All of the data should be repeated exactly; pictures are not part of the copy.

************

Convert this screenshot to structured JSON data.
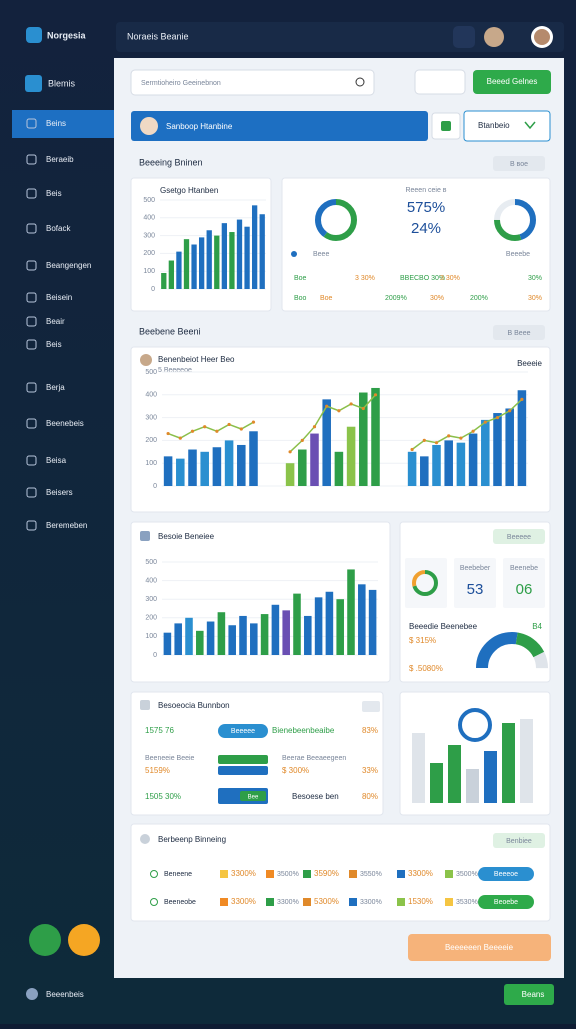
{
  "app": {
    "logo": "Norgesia",
    "header_title": "Noraeis Beanie"
  },
  "sidebar": {
    "title": "Blemis",
    "items": [
      "Beins",
      "Beraeib",
      "Beis",
      "Bofack",
      "Beangengen",
      "Beisein",
      "Beair",
      "Beis",
      "Berja",
      "Beenebeis",
      "Beisa",
      "Beisers",
      "Beremeben"
    ]
  },
  "toolbar": {
    "search": "Sermtioheiro Geeinebnon",
    "primary_button": "Beeed Gelnes",
    "banner": "Sanboop Htanbine",
    "select": "Btanbeio"
  },
  "section1": {
    "title": "Beeeing Bninen",
    "pill": "Β ʙoe"
  },
  "card1": {
    "title": "Gsetgo Htanben",
    "ylim": [
      0,
      500
    ],
    "yticks": [
      0,
      100,
      200,
      300,
      400,
      500
    ],
    "values": [
      90,
      160,
      210,
      280,
      250,
      290,
      330,
      300,
      370,
      320,
      390,
      350,
      470,
      420
    ],
    "colors": [
      "#2e9e48",
      "#2e9e48",
      "#1f6fbf",
      "#2e9e48",
      "#1f6fbf",
      "#1f6fbf",
      "#1f6fbf",
      "#2e9e48",
      "#1f6fbf",
      "#2e9e48",
      "#1f6fbf",
      "#1f6fbf",
      "#1f6fbf",
      "#1f6fbf"
    ]
  },
  "card2": {
    "label_top": "Reeen ceie ʙ",
    "big_value": "575%",
    "big_value2": "24%",
    "label_left": "Beee",
    "label_right": "Beeebe",
    "donut_left": {
      "values": [
        60,
        40
      ],
      "colors": [
        "#2e9e48",
        "#1f6fbf"
      ]
    },
    "donut_right": {
      "values": [
        45,
        30,
        25
      ],
      "colors": [
        "#1f6fbf",
        "#2e9e48",
        "#e7ecf1"
      ]
    },
    "rows": [
      [
        "Boe",
        "3 30%",
        "BBECBO 30%",
        "3 30%",
        "30%"
      ],
      [
        "Boo",
        "Boe",
        "2009%",
        "30%",
        "200%",
        "30%"
      ]
    ]
  },
  "section2": {
    "title": "Beebene Beeni",
    "pill": "Β Beee"
  },
  "card3": {
    "title": "Benenbeiot Heer Beo",
    "subtitle": "5 Beeeeoe",
    "right_label": "Beeeie",
    "ylim": [
      0,
      500
    ],
    "yticks": [
      0,
      100,
      200,
      300,
      400,
      500
    ],
    "values": [
      130,
      120,
      160,
      150,
      170,
      200,
      180,
      240,
      null,
      null,
      100,
      160,
      230,
      380,
      150,
      260,
      410,
      430,
      null,
      null,
      150,
      130,
      180,
      200,
      190,
      230,
      290,
      320,
      340,
      420
    ],
    "colors": [
      "#1f6fbf",
      "#2a8fd0",
      "#1f6fbf",
      "#2a8fd0",
      "#1f6fbf",
      "#2a8fd0",
      "#1f6fbf",
      "#1f6fbf",
      null,
      null,
      "#8bc34a",
      "#2e9e48",
      "#6a4fb3",
      "#1f6fbf",
      "#2e9e48",
      "#8bc34a",
      "#2e9e48",
      "#2e9e48",
      null,
      null,
      "#2a8fd0",
      "#1f6fbf",
      "#2a8fd0",
      "#1f6fbf",
      "#2a8fd0",
      "#1f6fbf",
      "#2a8fd0",
      "#1f6fbf",
      "#1f6fbf",
      "#1f6fbf"
    ],
    "line": [
      230,
      210,
      240,
      260,
      240,
      270,
      250,
      280,
      null,
      null,
      150,
      200,
      260,
      350,
      330,
      360,
      340,
      400,
      null,
      null,
      160,
      200,
      190,
      220,
      210,
      240,
      280,
      300,
      330,
      380
    ],
    "line_color": "#8bbf4a"
  },
  "card4": {
    "title": "Besoie Beneiee",
    "ylim": [
      0,
      500
    ],
    "yticks": [
      0,
      100,
      200,
      300,
      400,
      500
    ],
    "values": [
      120,
      170,
      200,
      130,
      180,
      230,
      160,
      210,
      170,
      220,
      270,
      240,
      330,
      210,
      310,
      340,
      300,
      460,
      380,
      350
    ],
    "colors": [
      "#1f6fbf",
      "#1f6fbf",
      "#2a8fd0",
      "#2e9e48",
      "#1f6fbf",
      "#2e9e48",
      "#1f6fbf",
      "#1f6fbf",
      "#1f6fbf",
      "#2e9e48",
      "#1f6fbf",
      "#6a4fb3",
      "#2e9e48",
      "#1f6fbf",
      "#1f6fbf",
      "#1f6fbf",
      "#2e9e48",
      "#2e9e48",
      "#1f6fbf",
      "#1f6fbf"
    ]
  },
  "card5": {
    "pill": "Beeeee",
    "label1": "Beebeber",
    "value1": "53",
    "label2": "Beenebe",
    "value2": "06",
    "label3": "Beeedie Beenebee",
    "label4": "B4",
    "stat1": "$ 315%",
    "stat2": "$ .5080%",
    "donut": {
      "values": [
        70,
        30
      ],
      "colors": [
        "#2e9e48",
        "#f0a030"
      ]
    },
    "half_donut": {
      "values": [
        55,
        30,
        15
      ],
      "colors": [
        "#1f6fbf",
        "#2e9e48",
        "#dfe4ea"
      ]
    }
  },
  "card6": {
    "title": "Besoeocia Bunnbon",
    "rows": [
      {
        "left": "1575 76",
        "chip": "Beeeee",
        "text": "Bienebeenbeaibe",
        "value": "83%"
      },
      {
        "left": "Beeneeie Beeie",
        "left2": "5159%",
        "text": "Beerae Beeaeegeen",
        "text2": "$ 300%",
        "value": "33%"
      },
      {
        "left": "1505 30%",
        "chip": "Bee",
        "text": "Besoese ben",
        "value": "80%"
      }
    ]
  },
  "card7": {
    "values": [
      70,
      40,
      58,
      34,
      52,
      80,
      84
    ],
    "colors": [
      "#dfe4ea",
      "#2e9e48",
      "#2e9e48",
      "#c9d1da",
      "#1f6fbf",
      "#2e9e48",
      "#dfe4ea"
    ]
  },
  "card8": {
    "title": "Berbeenp Binneing",
    "pill": "Benbiee",
    "rows": [
      {
        "name": "Beneene",
        "cells": [
          "3300%",
          "3500%",
          "3590%",
          "3550%",
          "3300%",
          "3500%"
        ],
        "button": "Beeeoe"
      },
      {
        "name": "Beeneobe",
        "cells": [
          "3300%",
          "3300%",
          "5300%",
          "3300%",
          "1530%",
          "3530%"
        ],
        "button": "Beoebe"
      }
    ]
  },
  "cta": "Beeeeeen Beeeeie",
  "footer": {
    "label": "Beeenbeis",
    "button": "Beans"
  }
}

************

### Exercise output
Convert this screenshot to structured JSON data.
{
  "app": {
    "logo": "Norgesia",
    "header_title": "Noraeis Beanie"
  },
  "sidebar": {
    "title": "Blemis",
    "items": [
      "Beins",
      "Beraeib",
      "Beis",
      "Bofack",
      "Beangengen",
      "Beisein",
      "Beair",
      "Beis",
      "Berja",
      "Beenebeis",
      "Beisa",
      "Beisers",
      "Beremeben"
    ]
  },
  "toolbar": {
    "search": "Sermtioheiro Geeinebnon",
    "primary_button": "Beeed Gelnes",
    "banner": "Sanboop Htanbine",
    "select": "Btanbeio"
  },
  "section1": {
    "title": "Beeeing Bninen",
    "pill": "Β ʙoe"
  },
  "card1": {
    "title": "Gsetgo Htanben",
    "ylim": [
      0,
      500
    ],
    "yticks": [
      0,
      100,
      200,
      300,
      400,
      500
    ],
    "values": [
      90,
      160,
      210,
      280,
      250,
      290,
      330,
      300,
      370,
      320,
      390,
      350,
      470,
      420
    ],
    "colors": [
      "#2e9e48",
      "#2e9e48",
      "#1f6fbf",
      "#2e9e48",
      "#1f6fbf",
      "#1f6fbf",
      "#1f6fbf",
      "#2e9e48",
      "#1f6fbf",
      "#2e9e48",
      "#1f6fbf",
      "#1f6fbf",
      "#1f6fbf",
      "#1f6fbf"
    ]
  },
  "card2": {
    "label_top": "Reeen ceie ʙ",
    "big_value": "575%",
    "big_value2": "24%",
    "label_left": "Beee",
    "label_right": "Beeebe",
    "donut_left": {
      "values": [
        60,
        40
      ],
      "colors": [
        "#2e9e48",
        "#1f6fbf"
      ]
    },
    "donut_right": {
      "values": [
        45,
        30,
        25
      ],
      "colors": [
        "#1f6fbf",
        "#2e9e48",
        "#e7ecf1"
      ]
    },
    "rows": [
      [
        "Boe",
        "3 30%",
        "BBECBO 30%",
        "3 30%",
        "30%"
      ],
      [
        "Boo",
        "Boe",
        "2009%",
        "30%",
        "200%",
        "30%"
      ]
    ]
  },
  "section2": {
    "title": "Beebene Beeni",
    "pill": "Β Beee"
  },
  "card3": {
    "title": "Benenbeiot Heer Beo",
    "subtitle": "5 Beeeeoe",
    "right_label": "Beeeie",
    "ylim": [
      0,
      500
    ],
    "yticks": [
      0,
      100,
      200,
      300,
      400,
      500
    ],
    "values": [
      130,
      120,
      160,
      150,
      170,
      200,
      180,
      240,
      null,
      null,
      100,
      160,
      230,
      380,
      150,
      260,
      410,
      430,
      null,
      null,
      150,
      130,
      180,
      200,
      190,
      230,
      290,
      320,
      340,
      420
    ],
    "colors": [
      "#1f6fbf",
      "#2a8fd0",
      "#1f6fbf",
      "#2a8fd0",
      "#1f6fbf",
      "#2a8fd0",
      "#1f6fbf",
      "#1f6fbf",
      null,
      null,
      "#8bc34a",
      "#2e9e48",
      "#6a4fb3",
      "#1f6fbf",
      "#2e9e48",
      "#8bc34a",
      "#2e9e48",
      "#2e9e48",
      null,
      null,
      "#2a8fd0",
      "#1f6fbf",
      "#2a8fd0",
      "#1f6fbf",
      "#2a8fd0",
      "#1f6fbf",
      "#2a8fd0",
      "#1f6fbf",
      "#1f6fbf",
      "#1f6fbf"
    ],
    "line": [
      230,
      210,
      240,
      260,
      240,
      270,
      250,
      280,
      null,
      null,
      150,
      200,
      260,
      350,
      330,
      360,
      340,
      400,
      null,
      null,
      160,
      200,
      190,
      220,
      210,
      240,
      280,
      300,
      330,
      380
    ],
    "line_color": "#8bbf4a"
  },
  "card4": {
    "title": "Besoie Beneiee",
    "ylim": [
      0,
      500
    ],
    "yticks": [
      0,
      100,
      200,
      300,
      400,
      500
    ],
    "values": [
      120,
      170,
      200,
      130,
      180,
      230,
      160,
      210,
      170,
      220,
      270,
      240,
      330,
      210,
      310,
      340,
      300,
      460,
      380,
      350
    ],
    "colors": [
      "#1f6fbf",
      "#1f6fbf",
      "#2a8fd0",
      "#2e9e48",
      "#1f6fbf",
      "#2e9e48",
      "#1f6fbf",
      "#1f6fbf",
      "#1f6fbf",
      "#2e9e48",
      "#1f6fbf",
      "#6a4fb3",
      "#2e9e48",
      "#1f6fbf",
      "#1f6fbf",
      "#1f6fbf",
      "#2e9e48",
      "#2e9e48",
      "#1f6fbf",
      "#1f6fbf"
    ]
  },
  "card5": {
    "pill": "Beeeee",
    "label1": "Beebeber",
    "value1": "53",
    "label2": "Beenebe",
    "value2": "06",
    "label3": "Beeedie Beenebee",
    "label4": "B4",
    "stat1": "$ 315%",
    "stat2": "$ .5080%",
    "donut": {
      "values": [
        70,
        30
      ],
      "colors": [
        "#2e9e48",
        "#f0a030"
      ]
    },
    "half_donut": {
      "values": [
        55,
        30,
        15
      ],
      "colors": [
        "#1f6fbf",
        "#2e9e48",
        "#dfe4ea"
      ]
    }
  },
  "card6": {
    "title": "Besoeocia Bunnbon",
    "rows": [
      {
        "left": "1575 76",
        "chip": "Beeeee",
        "text": "Bienebeenbeaibe",
        "value": "83%"
      },
      {
        "left": "Beeneeie Beeie",
        "left2": "5159%",
        "text": "Beerae Beeaeegeen",
        "text2": "$ 300%",
        "value": "33%"
      },
      {
        "left": "1505 30%",
        "chip": "Bee",
        "text": "Besoese ben",
        "value": "80%"
      }
    ]
  },
  "card7": {
    "values": [
      70,
      40,
      58,
      34,
      52,
      80,
      84
    ],
    "colors": [
      "#dfe4ea",
      "#2e9e48",
      "#2e9e48",
      "#c9d1da",
      "#1f6fbf",
      "#2e9e48",
      "#dfe4ea"
    ]
  },
  "card8": {
    "title": "Berbeenp Binneing",
    "pill": "Benbiee",
    "rows": [
      {
        "name": "Beneene",
        "cells": [
          "3300%",
          "3500%",
          "3590%",
          "3550%",
          "3300%",
          "3500%"
        ],
        "button": "Beeeoe"
      },
      {
        "name": "Beeneobe",
        "cells": [
          "3300%",
          "3300%",
          "5300%",
          "3300%",
          "1530%",
          "3530%"
        ],
        "button": "Beoebe"
      }
    ]
  },
  "cta": "Beeeeeen Beeeeie",
  "footer": {
    "label": "Beeenbeis",
    "button": "Beans"
  }
}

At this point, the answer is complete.